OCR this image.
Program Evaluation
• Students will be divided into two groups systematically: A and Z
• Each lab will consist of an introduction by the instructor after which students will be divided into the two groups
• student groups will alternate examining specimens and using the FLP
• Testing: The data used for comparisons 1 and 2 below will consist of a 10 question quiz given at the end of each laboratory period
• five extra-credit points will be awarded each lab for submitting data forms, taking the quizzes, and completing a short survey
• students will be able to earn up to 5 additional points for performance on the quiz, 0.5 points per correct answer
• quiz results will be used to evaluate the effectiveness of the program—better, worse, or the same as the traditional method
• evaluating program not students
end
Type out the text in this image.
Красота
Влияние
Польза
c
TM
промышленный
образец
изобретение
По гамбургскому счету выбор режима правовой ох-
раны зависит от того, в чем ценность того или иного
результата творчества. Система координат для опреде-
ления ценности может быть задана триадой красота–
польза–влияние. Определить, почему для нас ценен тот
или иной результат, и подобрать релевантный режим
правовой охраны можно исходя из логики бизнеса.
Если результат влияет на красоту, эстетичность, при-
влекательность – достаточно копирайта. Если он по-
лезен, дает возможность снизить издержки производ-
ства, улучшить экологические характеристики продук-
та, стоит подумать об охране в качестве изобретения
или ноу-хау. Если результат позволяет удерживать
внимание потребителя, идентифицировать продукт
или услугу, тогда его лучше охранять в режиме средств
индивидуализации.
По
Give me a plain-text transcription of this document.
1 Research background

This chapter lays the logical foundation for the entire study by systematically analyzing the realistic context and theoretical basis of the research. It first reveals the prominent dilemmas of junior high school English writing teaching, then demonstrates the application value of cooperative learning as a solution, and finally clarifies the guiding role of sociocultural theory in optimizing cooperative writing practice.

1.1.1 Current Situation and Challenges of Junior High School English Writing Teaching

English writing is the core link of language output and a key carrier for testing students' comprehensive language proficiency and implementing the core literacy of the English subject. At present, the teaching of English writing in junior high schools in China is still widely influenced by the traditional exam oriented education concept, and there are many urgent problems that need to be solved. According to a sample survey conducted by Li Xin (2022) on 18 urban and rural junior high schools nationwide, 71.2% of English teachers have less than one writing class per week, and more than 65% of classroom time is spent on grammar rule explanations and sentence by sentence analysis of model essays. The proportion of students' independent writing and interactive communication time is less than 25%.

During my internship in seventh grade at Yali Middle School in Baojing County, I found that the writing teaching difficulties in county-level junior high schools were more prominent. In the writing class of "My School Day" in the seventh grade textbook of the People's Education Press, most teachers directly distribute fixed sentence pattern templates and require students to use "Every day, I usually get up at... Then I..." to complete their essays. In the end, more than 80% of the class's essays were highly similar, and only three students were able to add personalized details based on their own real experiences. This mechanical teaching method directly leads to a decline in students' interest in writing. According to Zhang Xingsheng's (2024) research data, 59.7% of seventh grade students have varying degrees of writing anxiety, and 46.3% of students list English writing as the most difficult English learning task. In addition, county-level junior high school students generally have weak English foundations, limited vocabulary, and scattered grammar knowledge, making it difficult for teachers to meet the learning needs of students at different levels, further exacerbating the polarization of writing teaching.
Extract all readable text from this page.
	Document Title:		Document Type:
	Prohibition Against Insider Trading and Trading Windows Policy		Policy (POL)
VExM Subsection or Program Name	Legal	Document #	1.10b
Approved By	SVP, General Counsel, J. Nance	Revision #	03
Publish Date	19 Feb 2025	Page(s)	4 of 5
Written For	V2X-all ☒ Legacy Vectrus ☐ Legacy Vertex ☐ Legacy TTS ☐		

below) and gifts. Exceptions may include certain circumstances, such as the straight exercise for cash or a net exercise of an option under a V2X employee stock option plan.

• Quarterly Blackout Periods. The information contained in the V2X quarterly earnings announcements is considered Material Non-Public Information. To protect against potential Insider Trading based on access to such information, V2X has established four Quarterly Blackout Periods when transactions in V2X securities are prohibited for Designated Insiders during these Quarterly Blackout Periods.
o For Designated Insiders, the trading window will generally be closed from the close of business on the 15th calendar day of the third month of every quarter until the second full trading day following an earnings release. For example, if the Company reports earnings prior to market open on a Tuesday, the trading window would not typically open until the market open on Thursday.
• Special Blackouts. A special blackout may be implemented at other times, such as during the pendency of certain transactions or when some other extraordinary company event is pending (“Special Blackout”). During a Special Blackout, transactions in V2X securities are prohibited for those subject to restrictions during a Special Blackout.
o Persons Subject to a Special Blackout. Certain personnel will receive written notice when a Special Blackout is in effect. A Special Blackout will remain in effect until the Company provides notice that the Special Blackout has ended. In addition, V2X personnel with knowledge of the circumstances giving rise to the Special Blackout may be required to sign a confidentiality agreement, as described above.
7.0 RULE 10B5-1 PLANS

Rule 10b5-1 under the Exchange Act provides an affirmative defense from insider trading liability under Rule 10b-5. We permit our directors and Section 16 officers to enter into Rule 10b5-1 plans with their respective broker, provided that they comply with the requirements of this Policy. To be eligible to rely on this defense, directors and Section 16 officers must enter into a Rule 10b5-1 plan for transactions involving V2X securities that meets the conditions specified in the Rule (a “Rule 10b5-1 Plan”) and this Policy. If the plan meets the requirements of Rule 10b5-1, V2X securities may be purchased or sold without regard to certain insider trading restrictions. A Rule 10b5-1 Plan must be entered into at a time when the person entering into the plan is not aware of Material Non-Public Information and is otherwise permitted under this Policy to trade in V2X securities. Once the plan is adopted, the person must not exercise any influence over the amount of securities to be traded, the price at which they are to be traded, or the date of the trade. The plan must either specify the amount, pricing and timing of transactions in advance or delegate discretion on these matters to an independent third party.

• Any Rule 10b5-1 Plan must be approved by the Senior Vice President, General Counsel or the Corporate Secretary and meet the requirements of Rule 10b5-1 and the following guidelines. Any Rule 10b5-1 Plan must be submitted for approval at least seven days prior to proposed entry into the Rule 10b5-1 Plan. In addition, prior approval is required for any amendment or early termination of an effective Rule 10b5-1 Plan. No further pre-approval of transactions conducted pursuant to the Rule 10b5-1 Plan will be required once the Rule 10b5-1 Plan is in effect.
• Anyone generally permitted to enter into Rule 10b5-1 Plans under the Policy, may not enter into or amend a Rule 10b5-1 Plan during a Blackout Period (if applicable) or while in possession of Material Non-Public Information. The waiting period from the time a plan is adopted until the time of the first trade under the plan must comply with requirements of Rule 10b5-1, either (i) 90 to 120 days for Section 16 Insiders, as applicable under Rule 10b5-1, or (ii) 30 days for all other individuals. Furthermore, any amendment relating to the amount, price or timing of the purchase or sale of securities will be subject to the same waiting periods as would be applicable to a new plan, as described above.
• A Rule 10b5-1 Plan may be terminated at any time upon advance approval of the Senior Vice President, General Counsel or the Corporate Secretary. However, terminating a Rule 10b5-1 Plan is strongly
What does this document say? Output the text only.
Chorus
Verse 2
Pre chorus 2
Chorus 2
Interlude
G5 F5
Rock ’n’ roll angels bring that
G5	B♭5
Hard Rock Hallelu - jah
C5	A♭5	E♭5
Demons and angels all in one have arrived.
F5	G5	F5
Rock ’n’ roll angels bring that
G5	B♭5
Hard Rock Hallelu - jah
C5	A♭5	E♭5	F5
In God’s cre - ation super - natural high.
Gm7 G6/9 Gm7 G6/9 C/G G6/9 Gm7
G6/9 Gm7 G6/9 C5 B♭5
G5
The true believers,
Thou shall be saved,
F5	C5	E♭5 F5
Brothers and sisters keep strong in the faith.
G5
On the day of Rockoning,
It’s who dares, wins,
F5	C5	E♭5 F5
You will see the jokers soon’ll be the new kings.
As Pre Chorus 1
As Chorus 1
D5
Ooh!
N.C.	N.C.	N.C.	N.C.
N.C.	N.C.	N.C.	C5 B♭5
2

[What you need to do]: Lines containing the word "earnings" must all be returned from the material above.

[The reply]:
• Quarterly Blackout Periods. The information contained in the V2X quarterly earnings announcements is considered Material Non-Public Information. To protect against potential Insider Trading based on access to such information, V2X has established four Quarterly Blackout Periods when transactions in V2X securities are prohibited for Designated Insiders during these Quarterly Blackout Periods.
o For Designated Insiders, the trading window will generally be closed from the close of business on the 15th calendar day of the third month of every quarter until the second full trading day following an earnings release. For example, if the Company reports earnings prior to market open on a Tuesday, the trading window would not typically open until the market open on Thursday.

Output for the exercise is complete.